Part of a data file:
[start]

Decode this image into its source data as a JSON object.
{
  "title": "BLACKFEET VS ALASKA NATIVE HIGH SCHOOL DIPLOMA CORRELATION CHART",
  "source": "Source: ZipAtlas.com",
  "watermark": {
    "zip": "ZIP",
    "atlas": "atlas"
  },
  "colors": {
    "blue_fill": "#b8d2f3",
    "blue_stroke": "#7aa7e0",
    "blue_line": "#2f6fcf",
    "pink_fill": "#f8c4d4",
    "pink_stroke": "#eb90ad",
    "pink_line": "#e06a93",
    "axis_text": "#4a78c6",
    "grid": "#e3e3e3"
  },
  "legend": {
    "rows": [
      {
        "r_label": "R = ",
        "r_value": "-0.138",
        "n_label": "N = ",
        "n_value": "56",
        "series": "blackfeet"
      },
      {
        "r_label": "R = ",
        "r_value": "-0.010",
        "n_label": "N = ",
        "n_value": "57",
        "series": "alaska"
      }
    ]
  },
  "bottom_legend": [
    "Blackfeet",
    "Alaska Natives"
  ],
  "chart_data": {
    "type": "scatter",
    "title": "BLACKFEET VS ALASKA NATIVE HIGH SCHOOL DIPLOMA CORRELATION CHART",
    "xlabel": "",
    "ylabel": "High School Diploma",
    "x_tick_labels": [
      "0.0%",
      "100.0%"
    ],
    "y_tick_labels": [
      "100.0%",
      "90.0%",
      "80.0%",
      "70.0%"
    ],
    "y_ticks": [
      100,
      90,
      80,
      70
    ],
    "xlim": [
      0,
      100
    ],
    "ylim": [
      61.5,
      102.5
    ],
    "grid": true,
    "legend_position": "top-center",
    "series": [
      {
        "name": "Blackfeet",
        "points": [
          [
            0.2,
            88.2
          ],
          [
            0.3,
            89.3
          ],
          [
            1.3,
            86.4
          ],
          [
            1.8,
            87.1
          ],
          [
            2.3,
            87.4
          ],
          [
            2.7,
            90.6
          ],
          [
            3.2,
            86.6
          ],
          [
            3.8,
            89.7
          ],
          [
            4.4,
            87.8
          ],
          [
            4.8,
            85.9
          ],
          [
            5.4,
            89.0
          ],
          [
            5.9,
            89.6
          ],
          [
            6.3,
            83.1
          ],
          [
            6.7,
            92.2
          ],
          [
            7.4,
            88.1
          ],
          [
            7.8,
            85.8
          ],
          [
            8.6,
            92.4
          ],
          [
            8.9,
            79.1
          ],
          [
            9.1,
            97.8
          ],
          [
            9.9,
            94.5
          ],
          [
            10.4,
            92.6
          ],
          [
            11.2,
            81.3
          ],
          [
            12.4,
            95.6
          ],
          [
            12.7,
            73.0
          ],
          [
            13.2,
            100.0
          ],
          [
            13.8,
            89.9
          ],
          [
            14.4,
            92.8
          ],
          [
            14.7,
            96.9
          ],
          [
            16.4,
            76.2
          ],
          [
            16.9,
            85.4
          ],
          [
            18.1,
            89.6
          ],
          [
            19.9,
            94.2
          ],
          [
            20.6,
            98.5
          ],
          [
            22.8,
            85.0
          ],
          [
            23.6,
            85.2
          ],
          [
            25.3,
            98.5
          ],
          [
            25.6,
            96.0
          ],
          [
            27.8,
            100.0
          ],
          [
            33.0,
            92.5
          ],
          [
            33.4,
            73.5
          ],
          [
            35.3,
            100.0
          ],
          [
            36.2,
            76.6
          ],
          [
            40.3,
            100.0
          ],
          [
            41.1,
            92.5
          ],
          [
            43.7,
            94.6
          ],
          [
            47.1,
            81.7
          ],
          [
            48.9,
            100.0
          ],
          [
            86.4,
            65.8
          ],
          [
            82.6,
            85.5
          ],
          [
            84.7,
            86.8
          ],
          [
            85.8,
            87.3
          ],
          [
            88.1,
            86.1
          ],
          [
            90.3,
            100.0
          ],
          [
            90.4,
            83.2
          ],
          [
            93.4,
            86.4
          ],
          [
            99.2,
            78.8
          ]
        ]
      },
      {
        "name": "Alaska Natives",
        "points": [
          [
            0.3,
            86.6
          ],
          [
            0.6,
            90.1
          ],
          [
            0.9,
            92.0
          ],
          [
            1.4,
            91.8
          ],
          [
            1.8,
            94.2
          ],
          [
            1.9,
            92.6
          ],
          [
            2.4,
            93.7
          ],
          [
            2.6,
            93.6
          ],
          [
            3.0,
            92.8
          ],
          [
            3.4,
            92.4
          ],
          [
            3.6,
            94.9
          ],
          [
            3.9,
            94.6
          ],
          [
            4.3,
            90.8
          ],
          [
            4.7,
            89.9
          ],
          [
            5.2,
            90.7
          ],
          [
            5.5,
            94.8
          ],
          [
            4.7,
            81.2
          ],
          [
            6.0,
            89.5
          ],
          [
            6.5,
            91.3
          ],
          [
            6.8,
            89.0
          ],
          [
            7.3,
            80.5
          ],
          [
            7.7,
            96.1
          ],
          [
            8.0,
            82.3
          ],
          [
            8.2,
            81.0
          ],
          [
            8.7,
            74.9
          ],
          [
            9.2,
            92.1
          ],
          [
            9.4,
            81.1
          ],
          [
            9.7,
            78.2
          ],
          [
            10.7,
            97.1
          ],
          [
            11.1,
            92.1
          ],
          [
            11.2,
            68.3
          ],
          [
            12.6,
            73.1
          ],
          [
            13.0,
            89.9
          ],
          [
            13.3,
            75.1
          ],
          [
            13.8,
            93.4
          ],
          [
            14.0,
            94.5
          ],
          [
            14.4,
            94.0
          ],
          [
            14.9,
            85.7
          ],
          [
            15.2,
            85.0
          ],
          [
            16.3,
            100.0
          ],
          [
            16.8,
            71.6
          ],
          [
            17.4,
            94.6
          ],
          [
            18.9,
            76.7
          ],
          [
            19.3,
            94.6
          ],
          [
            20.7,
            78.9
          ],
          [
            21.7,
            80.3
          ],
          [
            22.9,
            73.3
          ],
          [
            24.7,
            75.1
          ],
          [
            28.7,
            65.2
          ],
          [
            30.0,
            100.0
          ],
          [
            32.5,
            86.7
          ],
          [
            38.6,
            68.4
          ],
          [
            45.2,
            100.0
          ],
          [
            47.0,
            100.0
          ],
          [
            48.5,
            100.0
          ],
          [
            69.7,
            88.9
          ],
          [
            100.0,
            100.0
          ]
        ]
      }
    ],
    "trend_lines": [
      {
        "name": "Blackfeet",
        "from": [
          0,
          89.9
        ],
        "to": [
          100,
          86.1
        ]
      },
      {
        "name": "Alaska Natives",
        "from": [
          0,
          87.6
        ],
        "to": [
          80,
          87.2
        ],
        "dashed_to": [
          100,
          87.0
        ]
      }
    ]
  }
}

[end]

Pick every line with "title" in it and copy it.

■ **RESPONSE TO THIS EXERCISE**:
  "title": "BLACKFEET VS ALASKA NATIVE HIGH SCHOOL DIPLOMA CORRELATION CHART",
    "title": "BLACKFEET VS ALASKA NATIVE HIGH SCHOOL DIPLOMA CORRELATION CHART",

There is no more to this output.